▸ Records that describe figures
------------------------
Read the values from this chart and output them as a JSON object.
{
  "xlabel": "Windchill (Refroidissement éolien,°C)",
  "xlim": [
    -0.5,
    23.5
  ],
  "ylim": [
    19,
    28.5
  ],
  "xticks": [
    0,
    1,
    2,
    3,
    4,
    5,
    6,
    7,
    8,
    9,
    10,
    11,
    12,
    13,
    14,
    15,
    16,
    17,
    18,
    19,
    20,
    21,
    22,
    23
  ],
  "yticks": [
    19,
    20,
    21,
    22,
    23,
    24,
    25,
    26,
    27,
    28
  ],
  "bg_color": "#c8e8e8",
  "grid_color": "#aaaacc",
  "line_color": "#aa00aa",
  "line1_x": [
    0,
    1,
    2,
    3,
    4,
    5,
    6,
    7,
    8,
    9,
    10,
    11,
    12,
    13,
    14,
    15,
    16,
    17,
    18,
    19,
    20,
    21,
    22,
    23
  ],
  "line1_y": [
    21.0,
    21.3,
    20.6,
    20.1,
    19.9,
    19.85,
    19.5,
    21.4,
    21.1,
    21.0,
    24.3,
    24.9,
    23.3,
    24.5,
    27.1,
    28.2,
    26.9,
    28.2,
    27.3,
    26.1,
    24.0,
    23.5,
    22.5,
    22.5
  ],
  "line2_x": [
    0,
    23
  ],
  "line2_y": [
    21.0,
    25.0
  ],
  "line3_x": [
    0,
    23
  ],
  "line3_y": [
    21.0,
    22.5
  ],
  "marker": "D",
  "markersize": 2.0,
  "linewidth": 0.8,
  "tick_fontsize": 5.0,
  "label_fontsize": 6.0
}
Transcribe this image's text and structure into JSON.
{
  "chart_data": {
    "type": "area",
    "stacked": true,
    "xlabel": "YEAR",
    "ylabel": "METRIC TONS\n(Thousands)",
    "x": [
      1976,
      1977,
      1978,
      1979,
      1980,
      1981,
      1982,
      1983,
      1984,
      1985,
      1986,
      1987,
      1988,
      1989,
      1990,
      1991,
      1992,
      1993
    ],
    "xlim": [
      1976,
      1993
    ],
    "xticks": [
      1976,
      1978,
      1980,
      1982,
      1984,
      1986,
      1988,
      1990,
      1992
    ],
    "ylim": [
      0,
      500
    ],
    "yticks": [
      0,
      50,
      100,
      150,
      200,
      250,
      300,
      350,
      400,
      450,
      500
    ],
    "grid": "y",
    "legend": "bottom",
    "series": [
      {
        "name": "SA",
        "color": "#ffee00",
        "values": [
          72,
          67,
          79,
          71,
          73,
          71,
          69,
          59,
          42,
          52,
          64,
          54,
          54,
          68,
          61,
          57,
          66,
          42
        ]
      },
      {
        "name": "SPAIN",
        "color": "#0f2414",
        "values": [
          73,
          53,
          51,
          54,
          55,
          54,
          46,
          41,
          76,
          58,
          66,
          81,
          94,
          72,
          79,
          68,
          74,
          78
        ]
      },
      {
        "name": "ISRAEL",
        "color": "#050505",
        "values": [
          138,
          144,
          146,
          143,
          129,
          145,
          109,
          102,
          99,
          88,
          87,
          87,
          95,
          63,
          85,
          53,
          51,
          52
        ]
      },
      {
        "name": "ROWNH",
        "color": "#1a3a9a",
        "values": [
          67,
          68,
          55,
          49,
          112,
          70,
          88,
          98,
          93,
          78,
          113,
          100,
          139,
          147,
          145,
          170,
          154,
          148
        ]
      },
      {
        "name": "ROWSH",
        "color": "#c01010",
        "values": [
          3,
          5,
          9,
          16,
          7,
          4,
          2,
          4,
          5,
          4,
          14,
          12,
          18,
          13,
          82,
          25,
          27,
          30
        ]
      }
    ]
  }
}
------------------------
▸ What is needed
Set every line of the listing down word for word.

▸ Worked answer
Read the values from this chart and output them as a JSON object.
{
  "xlabel": "Windchill (Refroidissement éolien,°C)",
  "xlim": [
    -0.5,
    23.5
  ],
  "ylim": [
    19,
    28.5
  ],
  "xticks": [
    0,
    1,
    2,
    3,
    4,
    5,
    6,
    7,
    8,
    9,
    10,
    11,
    12,
    13,
    14,
    15,
    16,
    17,
    18,
    19,
    20,
    21,
    22,
    23
  ],
  "yticks": [
    19,
    20,
    21,
    22,
    23,
    24,
    25,
    26,
    27,
    28
  ],
  "bg_color": "#c8e8e8",
  "grid_color": "#aaaacc",
  "line_color": "#aa00aa",
  "line1_x": [
    0,
    1,
    2,
    3,
    4,
    5,
    6,
    7,
    8,
    9,
    10,
    11,
    12,
    13,
    14,
    15,
    16,
    17,
    18,
    19,
    20,
    21,
    22,
    23
  ],
  "line1_y": [
    21.0,
    21.3,
    20.6,
    20.1,
    19.9,
    19.85,
    19.5,
    21.4,
    21.1,
    21.0,
    24.3,
    24.9,
    23.3,
    24.5,
    27.1,
    28.2,
    26.9,
    28.2,
    27.3,
    26.1,
    24.0,
    23.5,
    22.5,
    22.5
  ],
  "line2_x": [
    0,
    23
  ],
  "line2_y": [
    21.0,
    25.0
  ],
  "line3_x": [
    0,
    23
  ],
  "line3_y": [
    21.0,
    22.5
  ],
  "marker": "D",
  "markersize": 2.0,
  "linewidth": 0.8,
  "tick_fontsize": 5.0,
  "label_fontsize": 6.0
}
Transcribe this image's text and structure into JSON.
{
  "chart_data": {
    "type": "area",
    "stacked": true,
    "xlabel": "YEAR",
    "ylabel": "METRIC TONS\n(Thousands)",
    "x": [
      1976,
      1977,
      1978,
      1979,
      1980,
      1981,
      1982,
      1983,
      1984,
      1985,
      1986,
      1987,
      1988,
      1989,
      1990,
      1991,
      1992,
      1993
    ],
    "xlim": [
      1976,
      1993
    ],
    "xticks": [
      1976,
      1978,
      1980,
      1982,
      1984,
      1986,
      1988,
      1990,
      1992
    ],
    "ylim": [
      0,
      500
    ],
    "yticks": [
      0,
      50,
      100,
      150,
      200,
      250,
      300,
      350,
      400,
      450,
      500
    ],
    "grid": "y",
    "legend": "bottom",
    "series": [
      {
        "name": "SA",
        "color": "#ffee00",
        "values": [
          72,
          67,
          79,
          71,
          73,
          71,
          69,
          59,
          42,
          52,
          64,
          54,
          54,
          68,
          61,
          57,
          66,
          42
        ]
      },
      {
        "name": "SPAIN",
        "color": "#0f2414",
        "values": [
          73,
          53,
          51,
          54,
          55,
          54,
          46,
          41,
          76,
          58,
          66,
          81,
          94,
          72,
          79,
          68,
          74,
          78
        ]
      },
      {
        "name": "ISRAEL",
        "color": "#050505",
        "values": [
          138,
          144,
          146,
          143,
          129,
          145,
          109,
          102,
          99,
          88,
          87,
          87,
          95,
          63,
          85,
          53,
          51,
          52
        ]
      },
      {
        "name": "ROWNH",
        "color": "#1a3a9a",
        "values": [
          67,
          68,
          55,
          49,
          112,
          70,
          88,
          98,
          93,
          78,
          113,
          100,
          139,
          147,
          145,
          170,
          154,
          148
        ]
      },
      {
        "name": "ROWSH",
        "color": "#c01010",
        "values": [
          3,
          5,
          9,
          16,
          7,
          4,
          2,
          4,
          5,
          4,
          14,
          12,
          18,
          13,
          82,
          25,
          27,
          30
        ]
      }
    ]
  }
}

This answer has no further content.